What you are asked to do: Can you transcribe the data exactly? Leave the pictures out.

Data:
** begin **
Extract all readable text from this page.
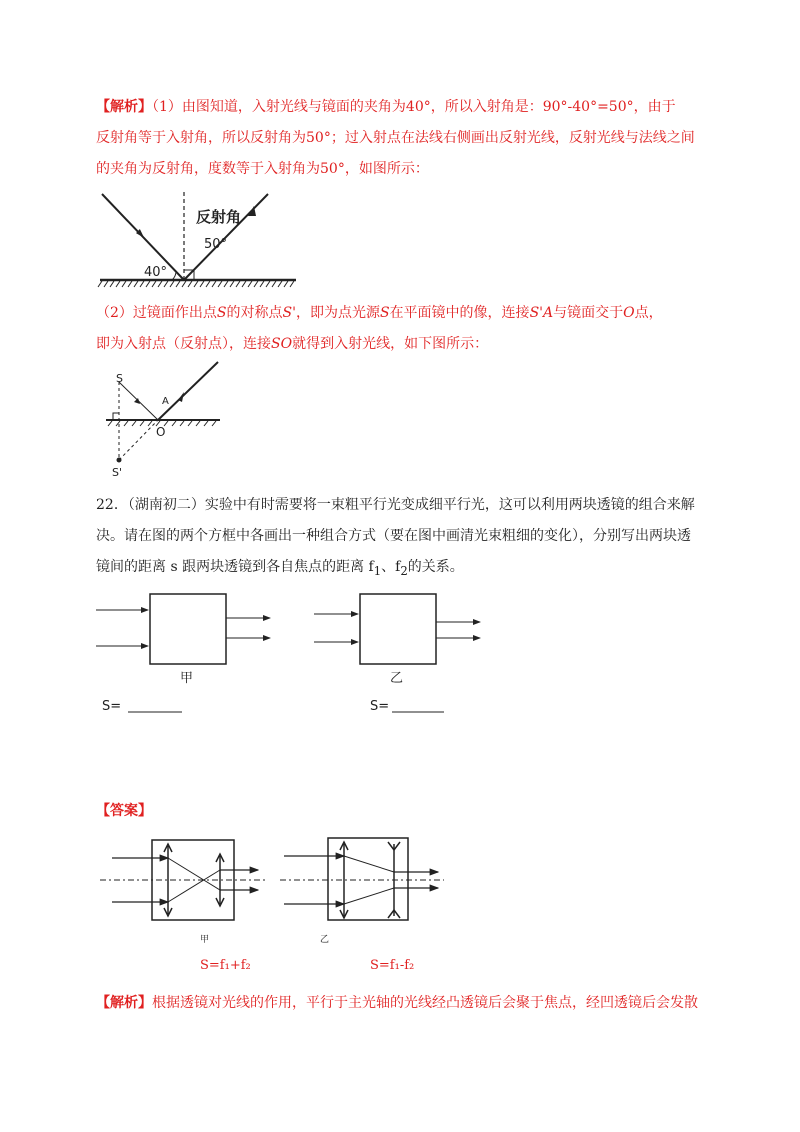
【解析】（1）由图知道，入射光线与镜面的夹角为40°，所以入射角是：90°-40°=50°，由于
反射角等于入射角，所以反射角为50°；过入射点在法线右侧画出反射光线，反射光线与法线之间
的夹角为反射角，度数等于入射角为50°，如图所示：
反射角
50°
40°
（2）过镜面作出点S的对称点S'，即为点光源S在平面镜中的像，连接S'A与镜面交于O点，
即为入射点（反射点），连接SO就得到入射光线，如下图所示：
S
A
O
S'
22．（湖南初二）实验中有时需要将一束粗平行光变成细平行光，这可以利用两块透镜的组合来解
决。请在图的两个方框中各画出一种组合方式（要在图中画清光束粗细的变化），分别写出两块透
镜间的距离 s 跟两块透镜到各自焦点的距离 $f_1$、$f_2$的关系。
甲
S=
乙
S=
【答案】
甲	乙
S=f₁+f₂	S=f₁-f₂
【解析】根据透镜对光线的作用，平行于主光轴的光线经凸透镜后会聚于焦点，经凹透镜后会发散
** end **
Result:
Extract all readable text from this page.
【解析】（1）由图知道，入射光线与镜面的夹角为40°，所以入射角是：90°-40°=50°，由于
反射角等于入射角，所以反射角为50°；过入射点在法线右侧画出反射光线，反射光线与法线之间
的夹角为反射角，度数等于入射角为50°，如图所示：
反射角
50°
40°
（2）过镜面作出点S的对称点S'，即为点光源S在平面镜中的像，连接S'A与镜面交于O点，
即为入射点（反射点），连接SO就得到入射光线，如下图所示：
S
A
O
S'
22．（湖南初二）实验中有时需要将一束粗平行光变成细平行光，这可以利用两块透镜的组合来解
决。请在图的两个方框中各画出一种组合方式（要在图中画清光束粗细的变化），分别写出两块透
镜间的距离 s 跟两块透镜到各自焦点的距离 $f_1$、$f_2$的关系。
甲
S=
乙
S=
【答案】
甲	乙
S=f₁+f₂	S=f₁-f₂
【解析】根据透镜对光线的作用，平行于主光轴的光线经凸透镜后会聚于焦点，经凹透镜后会发散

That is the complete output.